■ **SHORT PROBLEM**
Return all lines that include the string "document".

(Stored data entries)
--------------------------------
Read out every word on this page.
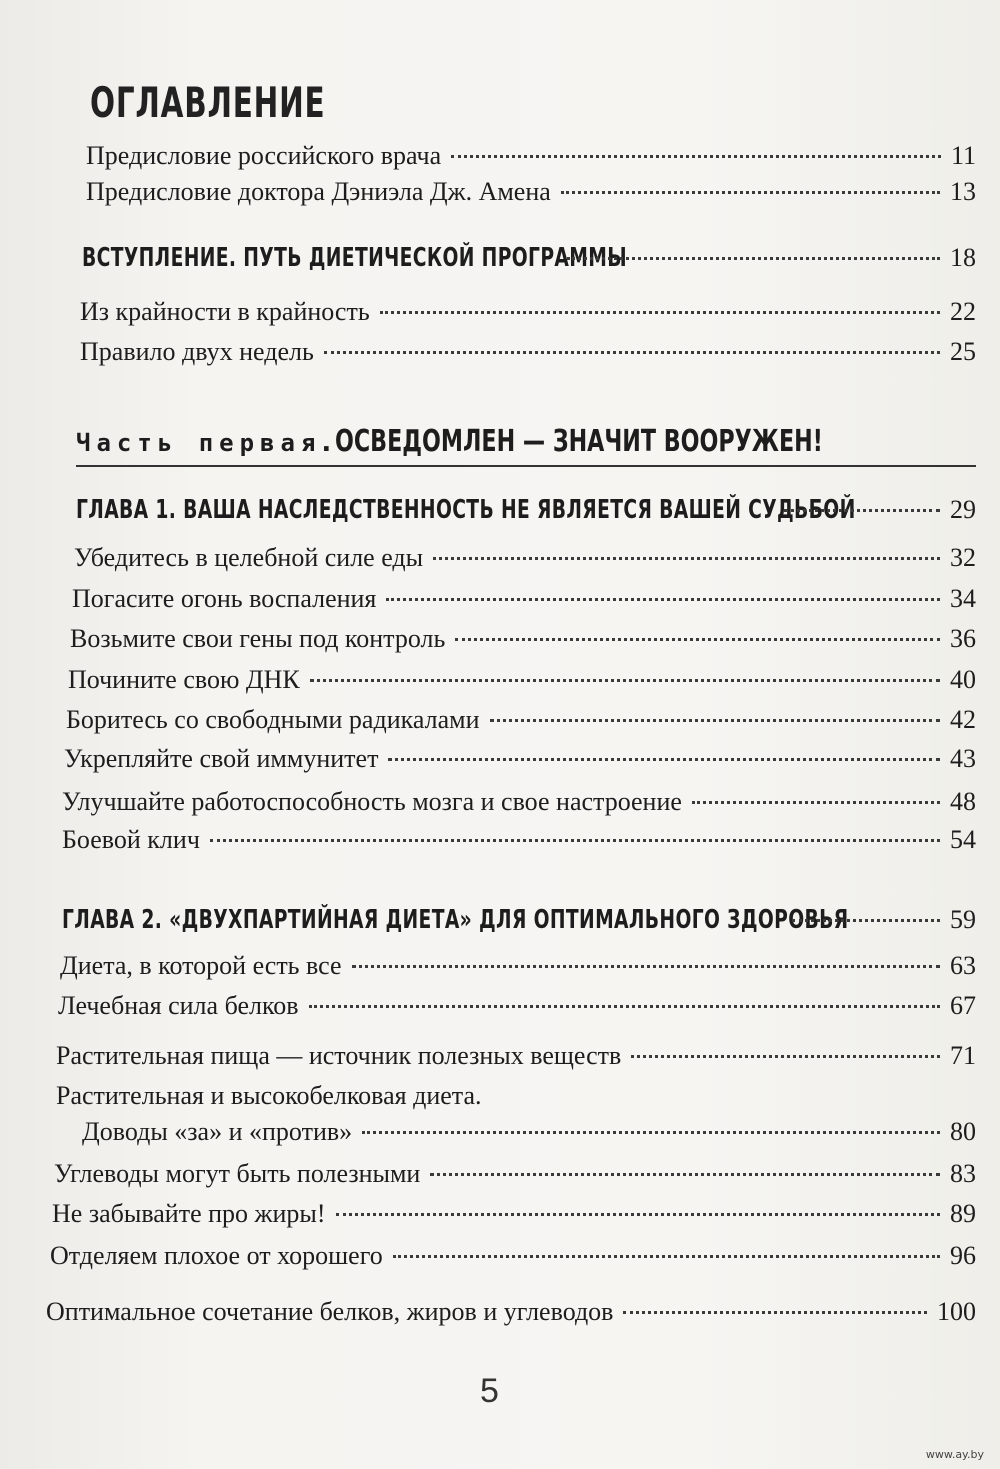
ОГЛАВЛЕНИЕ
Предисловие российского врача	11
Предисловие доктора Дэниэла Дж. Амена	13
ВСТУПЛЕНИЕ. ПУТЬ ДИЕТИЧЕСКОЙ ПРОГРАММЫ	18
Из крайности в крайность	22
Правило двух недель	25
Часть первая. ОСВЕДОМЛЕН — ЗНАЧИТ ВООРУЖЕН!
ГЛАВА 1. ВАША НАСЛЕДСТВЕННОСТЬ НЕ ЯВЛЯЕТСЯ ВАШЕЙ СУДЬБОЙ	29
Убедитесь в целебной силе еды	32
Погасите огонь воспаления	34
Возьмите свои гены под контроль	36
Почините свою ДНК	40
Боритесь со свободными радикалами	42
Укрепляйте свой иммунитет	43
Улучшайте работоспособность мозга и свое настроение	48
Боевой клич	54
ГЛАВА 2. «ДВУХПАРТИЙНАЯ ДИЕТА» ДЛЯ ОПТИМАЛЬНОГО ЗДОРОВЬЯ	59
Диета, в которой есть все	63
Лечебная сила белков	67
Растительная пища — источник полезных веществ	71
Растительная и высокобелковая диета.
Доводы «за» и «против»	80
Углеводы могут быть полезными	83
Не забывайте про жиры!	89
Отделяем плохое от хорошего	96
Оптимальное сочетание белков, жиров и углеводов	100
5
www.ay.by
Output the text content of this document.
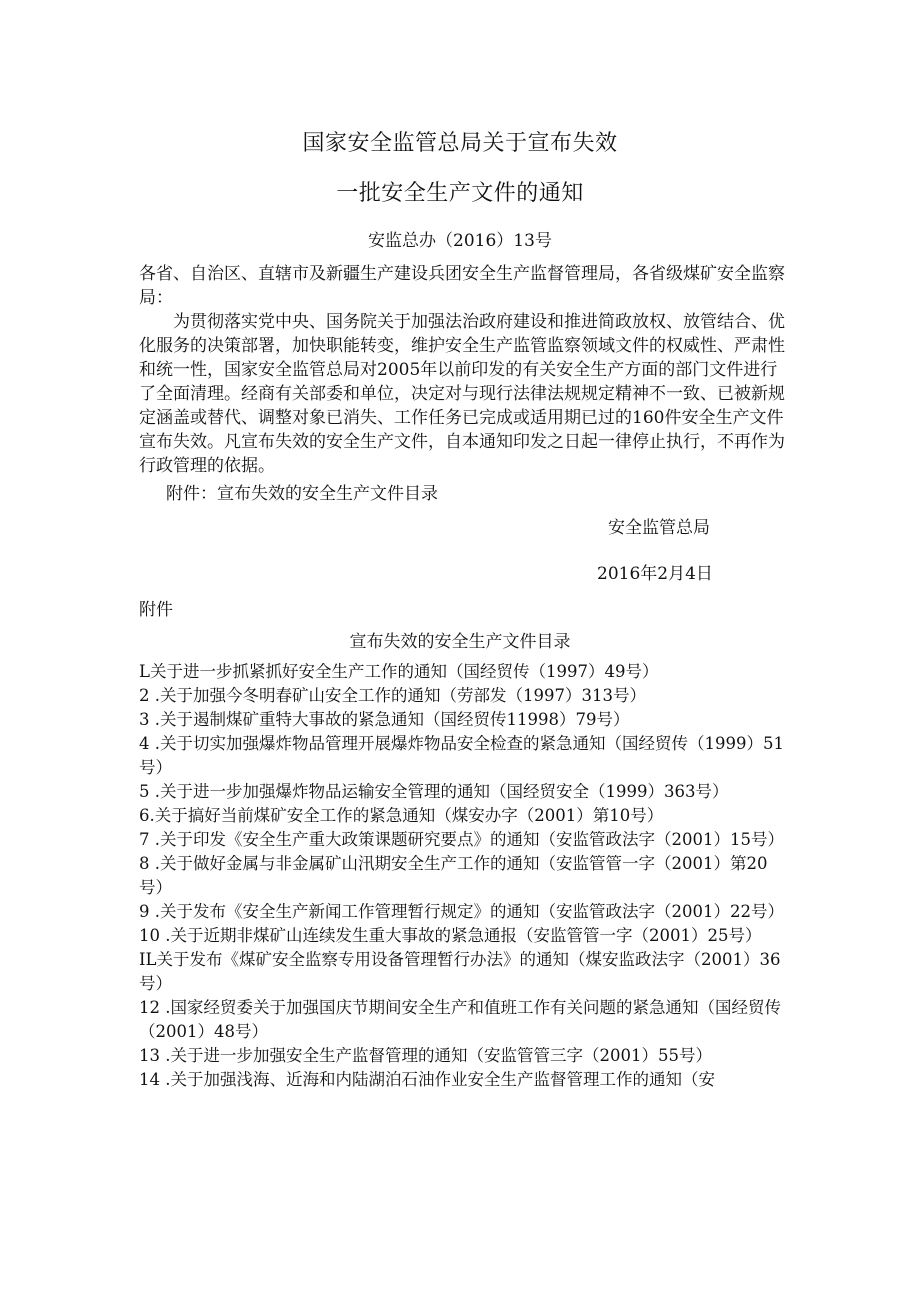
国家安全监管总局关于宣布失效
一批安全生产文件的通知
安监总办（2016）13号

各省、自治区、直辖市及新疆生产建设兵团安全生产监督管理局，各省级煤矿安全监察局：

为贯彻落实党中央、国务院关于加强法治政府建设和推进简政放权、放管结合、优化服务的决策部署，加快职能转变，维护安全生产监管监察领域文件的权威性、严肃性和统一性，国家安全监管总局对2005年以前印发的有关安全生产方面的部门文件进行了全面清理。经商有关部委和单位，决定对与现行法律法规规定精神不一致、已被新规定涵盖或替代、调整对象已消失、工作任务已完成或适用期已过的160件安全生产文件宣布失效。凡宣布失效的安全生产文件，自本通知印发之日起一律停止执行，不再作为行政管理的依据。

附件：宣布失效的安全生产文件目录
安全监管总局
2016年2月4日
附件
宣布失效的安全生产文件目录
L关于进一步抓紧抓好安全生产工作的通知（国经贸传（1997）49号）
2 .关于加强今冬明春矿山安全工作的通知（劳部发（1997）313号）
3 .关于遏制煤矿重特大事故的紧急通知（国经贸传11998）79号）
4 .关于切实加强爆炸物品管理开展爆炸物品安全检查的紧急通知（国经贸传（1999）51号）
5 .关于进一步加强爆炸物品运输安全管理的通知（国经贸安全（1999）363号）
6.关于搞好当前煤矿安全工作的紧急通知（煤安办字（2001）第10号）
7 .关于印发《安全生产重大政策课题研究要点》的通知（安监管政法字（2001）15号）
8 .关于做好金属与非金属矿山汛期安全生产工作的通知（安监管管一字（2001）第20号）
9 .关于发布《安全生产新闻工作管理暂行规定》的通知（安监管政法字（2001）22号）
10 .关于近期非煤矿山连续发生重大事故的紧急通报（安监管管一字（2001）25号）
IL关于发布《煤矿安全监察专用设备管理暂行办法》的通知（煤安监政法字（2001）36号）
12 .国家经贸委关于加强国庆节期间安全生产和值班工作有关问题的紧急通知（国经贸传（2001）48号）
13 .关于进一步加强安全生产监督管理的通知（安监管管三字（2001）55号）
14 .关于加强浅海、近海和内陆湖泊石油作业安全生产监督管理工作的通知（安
--------------------------------
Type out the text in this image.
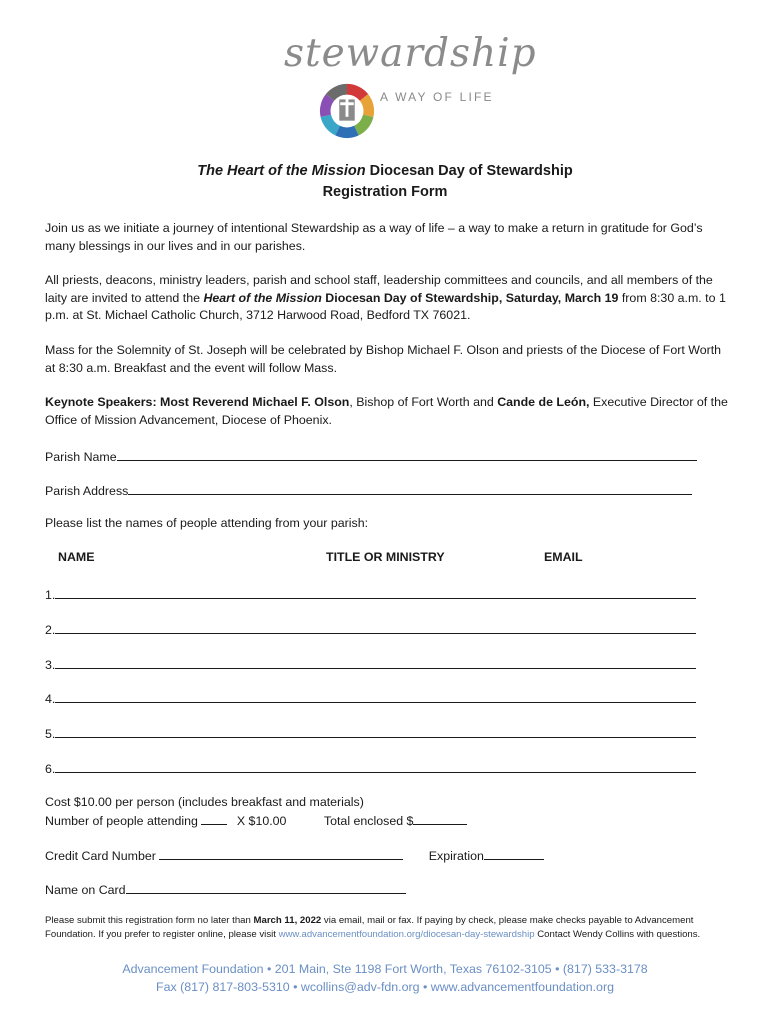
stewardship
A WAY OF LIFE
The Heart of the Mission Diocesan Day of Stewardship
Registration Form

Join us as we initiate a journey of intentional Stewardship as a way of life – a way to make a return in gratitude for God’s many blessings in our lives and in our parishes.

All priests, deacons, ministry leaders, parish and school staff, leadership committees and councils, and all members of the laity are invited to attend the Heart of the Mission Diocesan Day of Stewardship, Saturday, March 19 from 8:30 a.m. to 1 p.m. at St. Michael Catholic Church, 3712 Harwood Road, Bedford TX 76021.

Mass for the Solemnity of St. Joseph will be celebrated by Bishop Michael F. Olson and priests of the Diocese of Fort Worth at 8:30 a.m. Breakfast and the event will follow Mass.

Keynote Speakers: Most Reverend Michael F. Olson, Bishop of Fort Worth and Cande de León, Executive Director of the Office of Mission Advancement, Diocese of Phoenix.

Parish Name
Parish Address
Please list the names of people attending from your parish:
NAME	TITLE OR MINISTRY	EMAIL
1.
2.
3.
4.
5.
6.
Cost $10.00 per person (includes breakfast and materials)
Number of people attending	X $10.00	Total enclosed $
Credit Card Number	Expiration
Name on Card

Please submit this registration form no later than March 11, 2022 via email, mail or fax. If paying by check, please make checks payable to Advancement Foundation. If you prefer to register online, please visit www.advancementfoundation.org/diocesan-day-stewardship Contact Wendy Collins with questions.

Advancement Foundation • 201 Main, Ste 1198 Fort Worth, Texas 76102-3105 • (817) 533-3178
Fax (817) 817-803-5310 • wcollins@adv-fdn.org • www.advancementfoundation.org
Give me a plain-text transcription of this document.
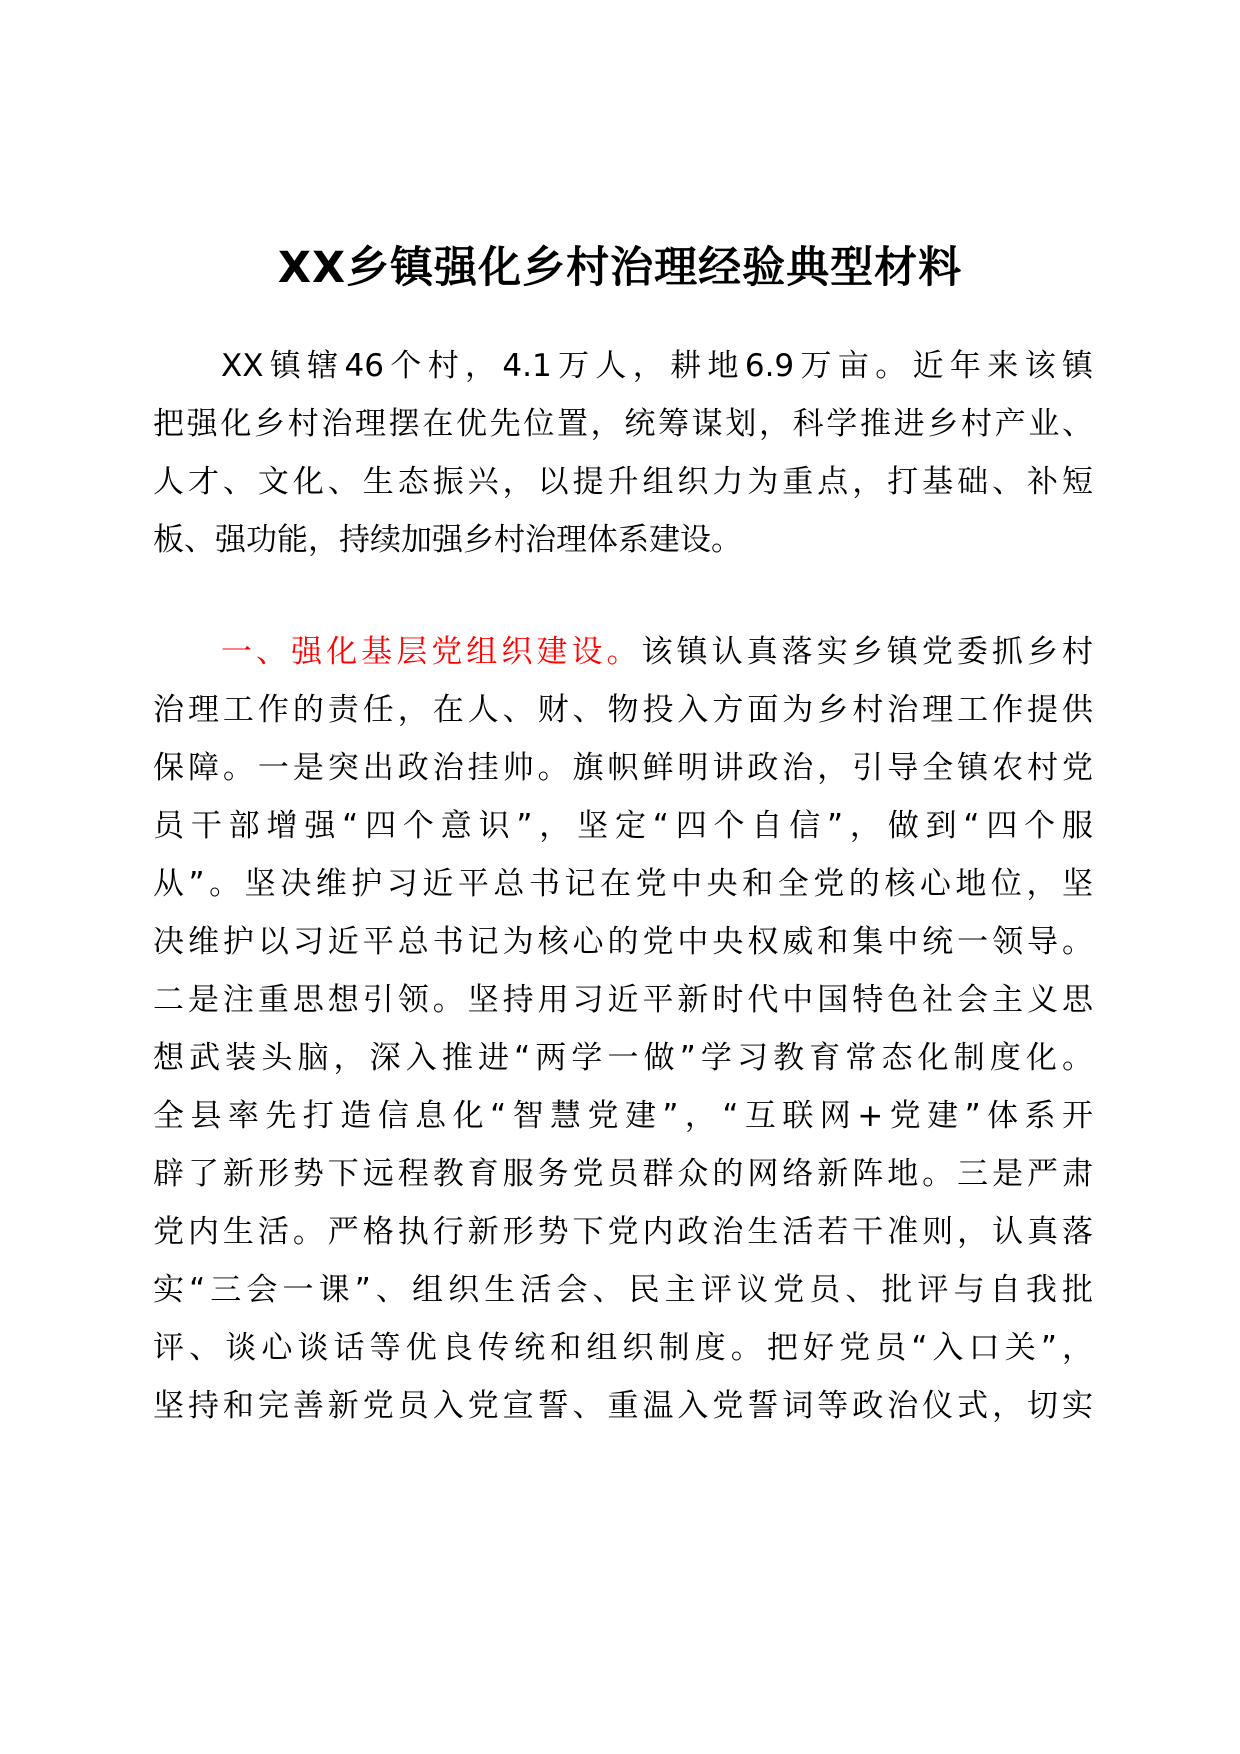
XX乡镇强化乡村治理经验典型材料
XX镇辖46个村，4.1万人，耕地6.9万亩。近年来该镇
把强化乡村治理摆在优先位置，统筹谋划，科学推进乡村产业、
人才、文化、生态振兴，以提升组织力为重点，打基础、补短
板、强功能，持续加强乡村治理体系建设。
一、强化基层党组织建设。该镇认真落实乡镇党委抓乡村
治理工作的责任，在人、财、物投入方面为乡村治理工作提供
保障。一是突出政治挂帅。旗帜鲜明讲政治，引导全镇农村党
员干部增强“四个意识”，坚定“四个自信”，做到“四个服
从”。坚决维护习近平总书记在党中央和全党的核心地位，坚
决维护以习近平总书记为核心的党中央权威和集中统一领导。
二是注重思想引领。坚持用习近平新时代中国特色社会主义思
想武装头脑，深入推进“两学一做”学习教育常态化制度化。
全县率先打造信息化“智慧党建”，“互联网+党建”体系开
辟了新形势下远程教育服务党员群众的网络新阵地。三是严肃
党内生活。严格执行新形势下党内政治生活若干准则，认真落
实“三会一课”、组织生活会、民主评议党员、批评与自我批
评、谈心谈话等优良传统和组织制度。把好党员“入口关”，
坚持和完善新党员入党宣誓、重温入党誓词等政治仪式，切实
--------------------------------
■ **ANSWER FOR THE TASK**
Output the text content of this document.
Give me a plain-text transcription of this document.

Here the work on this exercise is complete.